§ **What is asked**
Pictures aside, repeat every entry exactly.

§ **Material for this task**

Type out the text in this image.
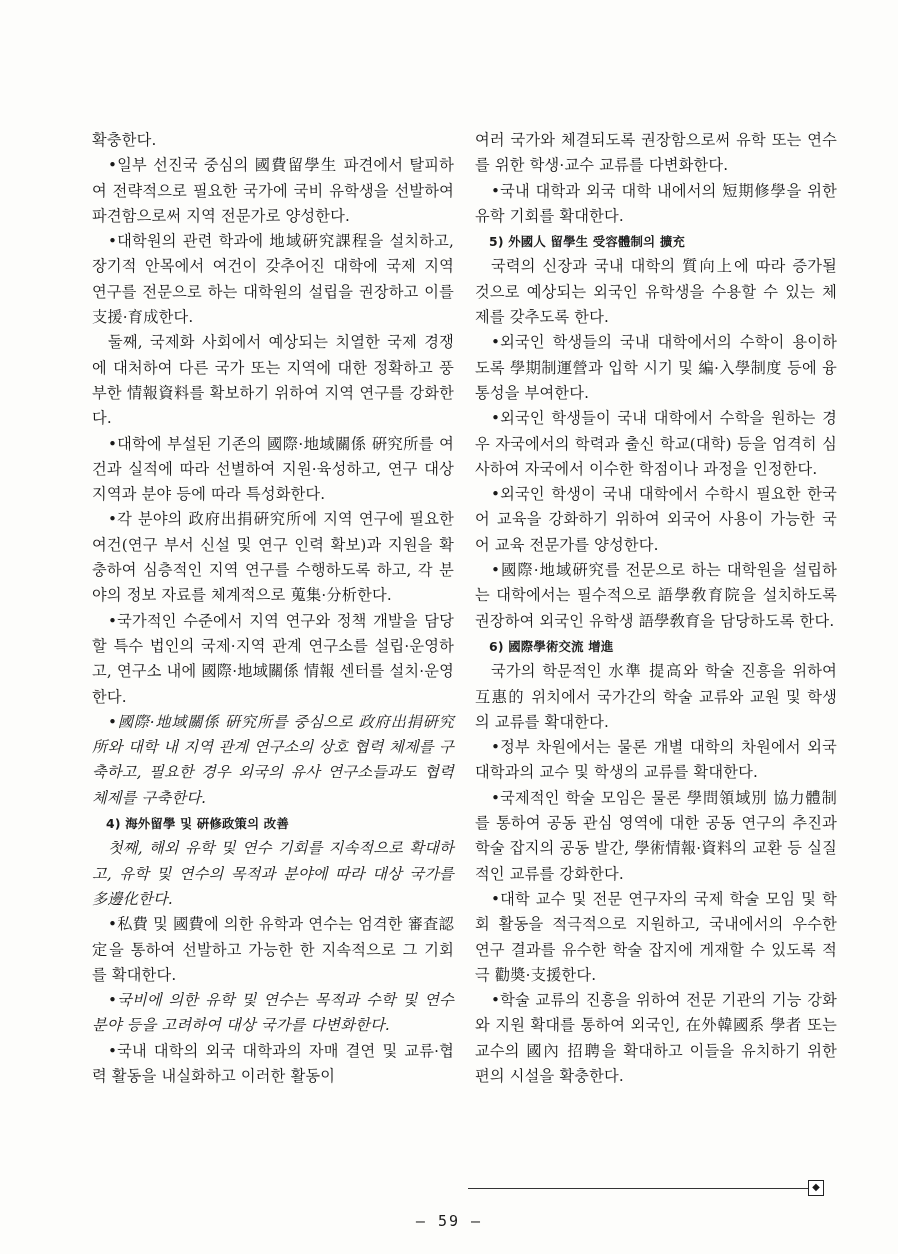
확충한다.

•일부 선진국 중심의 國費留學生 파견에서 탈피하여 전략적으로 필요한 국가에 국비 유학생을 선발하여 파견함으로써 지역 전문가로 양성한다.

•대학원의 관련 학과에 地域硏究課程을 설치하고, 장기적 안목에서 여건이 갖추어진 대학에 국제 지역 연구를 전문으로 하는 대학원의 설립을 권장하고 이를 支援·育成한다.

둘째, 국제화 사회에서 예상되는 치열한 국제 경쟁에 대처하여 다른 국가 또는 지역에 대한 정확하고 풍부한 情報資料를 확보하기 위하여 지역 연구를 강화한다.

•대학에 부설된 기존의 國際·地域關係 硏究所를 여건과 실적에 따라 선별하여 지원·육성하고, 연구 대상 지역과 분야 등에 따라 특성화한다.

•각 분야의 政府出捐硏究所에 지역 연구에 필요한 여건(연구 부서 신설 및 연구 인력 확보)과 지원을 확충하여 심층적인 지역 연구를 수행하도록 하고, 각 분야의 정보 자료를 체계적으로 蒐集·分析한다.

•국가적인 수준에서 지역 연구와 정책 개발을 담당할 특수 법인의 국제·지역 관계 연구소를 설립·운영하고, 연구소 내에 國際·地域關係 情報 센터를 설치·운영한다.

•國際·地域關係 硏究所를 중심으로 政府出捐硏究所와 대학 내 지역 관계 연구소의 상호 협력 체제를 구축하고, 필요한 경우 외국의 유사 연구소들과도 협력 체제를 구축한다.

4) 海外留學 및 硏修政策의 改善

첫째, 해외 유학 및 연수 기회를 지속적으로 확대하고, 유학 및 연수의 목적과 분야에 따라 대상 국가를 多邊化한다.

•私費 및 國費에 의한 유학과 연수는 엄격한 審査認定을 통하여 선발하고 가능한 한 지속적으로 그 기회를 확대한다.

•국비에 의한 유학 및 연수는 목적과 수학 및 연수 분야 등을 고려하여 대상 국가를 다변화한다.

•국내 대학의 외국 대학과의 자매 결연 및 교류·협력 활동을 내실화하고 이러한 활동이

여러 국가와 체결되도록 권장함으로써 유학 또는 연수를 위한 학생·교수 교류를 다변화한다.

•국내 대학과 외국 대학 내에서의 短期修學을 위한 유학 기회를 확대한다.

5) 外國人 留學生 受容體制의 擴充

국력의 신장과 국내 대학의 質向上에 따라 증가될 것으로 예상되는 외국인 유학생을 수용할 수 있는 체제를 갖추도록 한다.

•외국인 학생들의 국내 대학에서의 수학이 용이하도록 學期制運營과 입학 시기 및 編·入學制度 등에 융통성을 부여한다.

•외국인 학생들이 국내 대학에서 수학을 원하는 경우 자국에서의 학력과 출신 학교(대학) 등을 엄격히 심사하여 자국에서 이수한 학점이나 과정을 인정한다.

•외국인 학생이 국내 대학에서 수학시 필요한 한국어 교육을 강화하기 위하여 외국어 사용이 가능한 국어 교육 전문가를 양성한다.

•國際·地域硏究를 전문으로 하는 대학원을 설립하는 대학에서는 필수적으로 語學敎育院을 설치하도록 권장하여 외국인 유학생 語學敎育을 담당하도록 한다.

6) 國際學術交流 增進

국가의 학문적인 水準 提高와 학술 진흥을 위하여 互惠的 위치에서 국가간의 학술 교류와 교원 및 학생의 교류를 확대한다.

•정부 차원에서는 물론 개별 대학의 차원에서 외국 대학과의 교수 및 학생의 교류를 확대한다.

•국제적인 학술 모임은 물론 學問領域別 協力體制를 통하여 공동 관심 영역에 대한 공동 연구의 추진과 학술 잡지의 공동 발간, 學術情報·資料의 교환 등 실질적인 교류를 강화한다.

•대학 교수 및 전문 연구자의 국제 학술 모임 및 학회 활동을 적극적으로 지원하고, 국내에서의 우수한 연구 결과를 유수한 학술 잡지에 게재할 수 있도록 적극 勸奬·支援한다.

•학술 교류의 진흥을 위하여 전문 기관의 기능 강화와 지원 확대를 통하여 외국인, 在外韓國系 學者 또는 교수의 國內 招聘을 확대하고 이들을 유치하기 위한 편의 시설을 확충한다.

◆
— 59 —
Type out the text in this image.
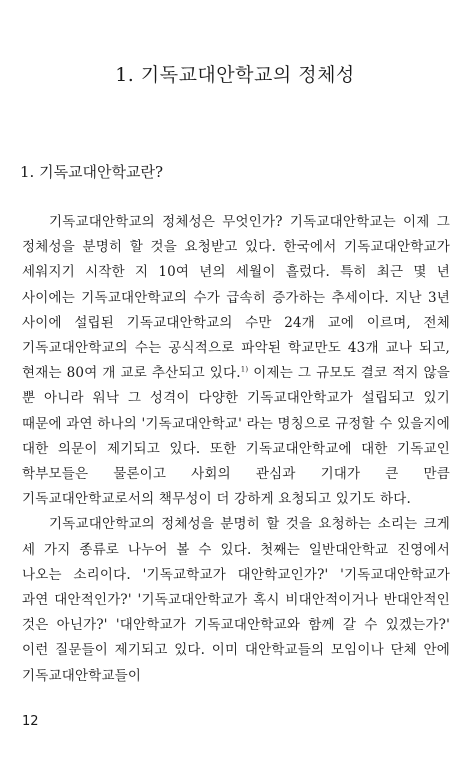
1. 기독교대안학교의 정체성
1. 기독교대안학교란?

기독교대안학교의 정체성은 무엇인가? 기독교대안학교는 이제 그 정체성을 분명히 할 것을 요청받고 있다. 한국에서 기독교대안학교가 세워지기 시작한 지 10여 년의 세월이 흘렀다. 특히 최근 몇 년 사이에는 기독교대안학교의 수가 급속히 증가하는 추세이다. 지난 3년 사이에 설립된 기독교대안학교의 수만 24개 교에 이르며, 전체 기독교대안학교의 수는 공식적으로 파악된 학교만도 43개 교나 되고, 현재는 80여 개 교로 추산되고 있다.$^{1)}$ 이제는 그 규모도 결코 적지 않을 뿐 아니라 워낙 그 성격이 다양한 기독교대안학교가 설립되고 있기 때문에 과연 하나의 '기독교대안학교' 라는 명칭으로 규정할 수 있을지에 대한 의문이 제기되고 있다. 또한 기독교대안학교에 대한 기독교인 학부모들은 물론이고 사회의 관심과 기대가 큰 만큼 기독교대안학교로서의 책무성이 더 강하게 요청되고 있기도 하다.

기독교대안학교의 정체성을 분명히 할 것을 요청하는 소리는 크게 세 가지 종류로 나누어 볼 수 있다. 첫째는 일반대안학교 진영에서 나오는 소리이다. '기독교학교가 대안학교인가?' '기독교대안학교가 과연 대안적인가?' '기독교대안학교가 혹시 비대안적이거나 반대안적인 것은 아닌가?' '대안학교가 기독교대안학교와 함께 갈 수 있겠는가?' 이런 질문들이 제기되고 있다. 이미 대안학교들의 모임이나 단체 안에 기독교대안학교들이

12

§ **The output**
Type out the text in this image.
확충한다.

•일부 선진국 중심의 國費留學生 파견에서 탈피하여 전략적으로 필요한 국가에 국비 유학생을 선발하여 파견함으로써 지역 전문가로 양성한다.

•대학원의 관련 학과에 地域硏究課程을 설치하고, 장기적 안목에서 여건이 갖추어진 대학에 국제 지역 연구를 전문으로 하는 대학원의 설립을 권장하고 이를 支援·育成한다.

둘째, 국제화 사회에서 예상되는 치열한 국제 경쟁에 대처하여 다른 국가 또는 지역에 대한 정확하고 풍부한 情報資料를 확보하기 위하여 지역 연구를 강화한다.

•대학에 부설된 기존의 國際·地域關係 硏究所를 여건과 실적에 따라 선별하여 지원·육성하고, 연구 대상 지역과 분야 등에 따라 특성화한다.

•각 분야의 政府出捐硏究所에 지역 연구에 필요한 여건(연구 부서 신설 및 연구 인력 확보)과 지원을 확충하여 심층적인 지역 연구를 수행하도록 하고, 각 분야의 정보 자료를 체계적으로 蒐集·分析한다.

•국가적인 수준에서 지역 연구와 정책 개발을 담당할 특수 법인의 국제·지역 관계 연구소를 설립·운영하고, 연구소 내에 國際·地域關係 情報 센터를 설치·운영한다.

•國際·地域關係 硏究所를 중심으로 政府出捐硏究所와 대학 내 지역 관계 연구소의 상호 협력 체제를 구축하고, 필요한 경우 외국의 유사 연구소들과도 협력 체제를 구축한다.

4) 海外留學 및 硏修政策의 改善

첫째, 해외 유학 및 연수 기회를 지속적으로 확대하고, 유학 및 연수의 목적과 분야에 따라 대상 국가를 多邊化한다.

•私費 및 國費에 의한 유학과 연수는 엄격한 審査認定을 통하여 선발하고 가능한 한 지속적으로 그 기회를 확대한다.

•국비에 의한 유학 및 연수는 목적과 수학 및 연수 분야 등을 고려하여 대상 국가를 다변화한다.

•국내 대학의 외국 대학과의 자매 결연 및 교류·협력 활동을 내실화하고 이러한 활동이

여러 국가와 체결되도록 권장함으로써 유학 또는 연수를 위한 학생·교수 교류를 다변화한다.

•국내 대학과 외국 대학 내에서의 短期修學을 위한 유학 기회를 확대한다.

5) 外國人 留學生 受容體制의 擴充

국력의 신장과 국내 대학의 質向上에 따라 증가될 것으로 예상되는 외국인 유학생을 수용할 수 있는 체제를 갖추도록 한다.

•외국인 학생들의 국내 대학에서의 수학이 용이하도록 學期制運營과 입학 시기 및 編·入學制度 등에 융통성을 부여한다.

•외국인 학생들이 국내 대학에서 수학을 원하는 경우 자국에서의 학력과 출신 학교(대학) 등을 엄격히 심사하여 자국에서 이수한 학점이나 과정을 인정한다.

•외국인 학생이 국내 대학에서 수학시 필요한 한국어 교육을 강화하기 위하여 외국어 사용이 가능한 국어 교육 전문가를 양성한다.

•國際·地域硏究를 전문으로 하는 대학원을 설립하는 대학에서는 필수적으로 語學敎育院을 설치하도록 권장하여 외국인 유학생 語學敎育을 담당하도록 한다.

6) 國際學術交流 增進

국가의 학문적인 水準 提高와 학술 진흥을 위하여 互惠的 위치에서 국가간의 학술 교류와 교원 및 학생의 교류를 확대한다.

•정부 차원에서는 물론 개별 대학의 차원에서 외국 대학과의 교수 및 학생의 교류를 확대한다.

•국제적인 학술 모임은 물론 學問領域別 協力體制를 통하여 공동 관심 영역에 대한 공동 연구의 추진과 학술 잡지의 공동 발간, 學術情報·資料의 교환 등 실질적인 교류를 강화한다.

•대학 교수 및 전문 연구자의 국제 학술 모임 및 학회 활동을 적극적으로 지원하고, 국내에서의 우수한 연구 결과를 유수한 학술 잡지에 게재할 수 있도록 적극 勸奬·支援한다.

•학술 교류의 진흥을 위하여 전문 기관의 기능 강화와 지원 확대를 통하여 외국인, 在外韓國系 學者 또는 교수의 國內 招聘을 확대하고 이들을 유치하기 위한 편의 시설을 확충한다.

◆
— 59 —
Type out the text in this image.
1. 기독교대안학교의 정체성
1. 기독교대안학교란?

기독교대안학교의 정체성은 무엇인가? 기독교대안학교는 이제 그 정체성을 분명히 할 것을 요청받고 있다. 한국에서 기독교대안학교가 세워지기 시작한 지 10여 년의 세월이 흘렀다. 특히 최근 몇 년 사이에는 기독교대안학교의 수가 급속히 증가하는 추세이다. 지난 3년 사이에 설립된 기독교대안학교의 수만 24개 교에 이르며, 전체 기독교대안학교의 수는 공식적으로 파악된 학교만도 43개 교나 되고, 현재는 80여 개 교로 추산되고 있다.$^{1)}$ 이제는 그 규모도 결코 적지 않을 뿐 아니라 워낙 그 성격이 다양한 기독교대안학교가 설립되고 있기 때문에 과연 하나의 '기독교대안학교' 라는 명칭으로 규정할 수 있을지에 대한 의문이 제기되고 있다. 또한 기독교대안학교에 대한 기독교인 학부모들은 물론이고 사회의 관심과 기대가 큰 만큼 기독교대안학교로서의 책무성이 더 강하게 요청되고 있기도 하다.

기독교대안학교의 정체성을 분명히 할 것을 요청하는 소리는 크게 세 가지 종류로 나누어 볼 수 있다. 첫째는 일반대안학교 진영에서 나오는 소리이다. '기독교학교가 대안학교인가?' '기독교대안학교가 과연 대안적인가?' '기독교대안학교가 혹시 비대안적이거나 반대안적인 것은 아닌가?' '대안학교가 기독교대안학교와 함께 갈 수 있겠는가?' 이런 질문들이 제기되고 있다. 이미 대안학교들의 모임이나 단체 안에 기독교대안학교들이

12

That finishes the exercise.